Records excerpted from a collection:
** BEGIN **
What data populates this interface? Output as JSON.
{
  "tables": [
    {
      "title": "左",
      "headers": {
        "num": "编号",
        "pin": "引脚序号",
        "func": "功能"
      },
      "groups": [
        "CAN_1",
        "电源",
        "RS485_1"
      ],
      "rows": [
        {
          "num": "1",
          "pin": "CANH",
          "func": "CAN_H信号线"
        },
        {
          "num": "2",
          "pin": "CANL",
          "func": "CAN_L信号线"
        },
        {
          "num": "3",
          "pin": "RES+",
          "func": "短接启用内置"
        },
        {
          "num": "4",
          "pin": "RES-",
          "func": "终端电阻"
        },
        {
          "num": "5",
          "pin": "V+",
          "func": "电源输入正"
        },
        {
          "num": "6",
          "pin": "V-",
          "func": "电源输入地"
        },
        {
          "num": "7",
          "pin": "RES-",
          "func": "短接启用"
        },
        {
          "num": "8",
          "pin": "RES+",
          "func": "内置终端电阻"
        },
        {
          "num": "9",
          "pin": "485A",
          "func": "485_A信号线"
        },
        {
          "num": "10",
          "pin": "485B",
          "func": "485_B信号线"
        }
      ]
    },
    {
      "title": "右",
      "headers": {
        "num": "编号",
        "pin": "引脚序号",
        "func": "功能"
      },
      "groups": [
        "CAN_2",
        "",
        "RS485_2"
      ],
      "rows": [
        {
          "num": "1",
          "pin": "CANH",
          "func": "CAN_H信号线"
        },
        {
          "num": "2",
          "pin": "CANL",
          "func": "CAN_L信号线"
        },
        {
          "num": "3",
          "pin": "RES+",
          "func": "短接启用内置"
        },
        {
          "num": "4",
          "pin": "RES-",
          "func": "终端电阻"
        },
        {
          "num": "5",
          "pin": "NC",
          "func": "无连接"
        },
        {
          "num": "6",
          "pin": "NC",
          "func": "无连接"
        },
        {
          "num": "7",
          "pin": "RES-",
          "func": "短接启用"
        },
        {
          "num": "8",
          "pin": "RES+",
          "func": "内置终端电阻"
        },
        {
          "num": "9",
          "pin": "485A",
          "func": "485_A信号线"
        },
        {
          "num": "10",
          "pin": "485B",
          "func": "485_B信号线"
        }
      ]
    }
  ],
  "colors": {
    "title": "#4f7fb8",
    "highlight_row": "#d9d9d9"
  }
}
** END **
* _EXERCISE OBJECTIVE_: Reproduce every record, matching each line exactly.

* _SOLUTION FOR THIS PROBLEM_:
What data populates this interface? Output as JSON.
{
  "tables": [
    {
      "title": "左",
      "headers": {
        "num": "编号",
        "pin": "引脚序号",
        "func": "功能"
      },
      "groups": [
        "CAN_1",
        "电源",
        "RS485_1"
      ],
      "rows": [
        {
          "num": "1",
          "pin": "CANH",
          "func": "CAN_H信号线"
        },
        {
          "num": "2",
          "pin": "CANL",
          "func": "CAN_L信号线"
        },
        {
          "num": "3",
          "pin": "RES+",
          "func": "短接启用内置"
        },
        {
          "num": "4",
          "pin": "RES-",
          "func": "终端电阻"
        },
        {
          "num": "5",
          "pin": "V+",
          "func": "电源输入正"
        },
        {
          "num": "6",
          "pin": "V-",
          "func": "电源输入地"
        },
        {
          "num": "7",
          "pin": "RES-",
          "func": "短接启用"
        },
        {
          "num": "8",
          "pin": "RES+",
          "func": "内置终端电阻"
        },
        {
          "num": "9",
          "pin": "485A",
          "func": "485_A信号线"
        },
        {
          "num": "10",
          "pin": "485B",
          "func": "485_B信号线"
        }
      ]
    },
    {
      "title": "右",
      "headers": {
        "num": "编号",
        "pin": "引脚序号",
        "func": "功能"
      },
      "groups": [
        "CAN_2",
        "",
        "RS485_2"
      ],
      "rows": [
        {
          "num": "1",
          "pin": "CANH",
          "func": "CAN_H信号线"
        },
        {
          "num": "2",
          "pin": "CANL",
          "func": "CAN_L信号线"
        },
        {
          "num": "3",
          "pin": "RES+",
          "func": "短接启用内置"
        },
        {
          "num": "4",
          "pin": "RES-",
          "func": "终端电阻"
        },
        {
          "num": "5",
          "pin": "NC",
          "func": "无连接"
        },
        {
          "num": "6",
          "pin": "NC",
          "func": "无连接"
        },
        {
          "num": "7",
          "pin": "RES-",
          "func": "短接启用"
        },
        {
          "num": "8",
          "pin": "RES+",
          "func": "内置终端电阻"
        },
        {
          "num": "9",
          "pin": "485A",
          "func": "485_A信号线"
        },
        {
          "num": "10",
          "pin": "485B",
          "func": "485_B信号线"
        }
      ]
    }
  ],
  "colors": {
    "title": "#4f7fb8",
    "highlight_row": "#d9d9d9"
  }
}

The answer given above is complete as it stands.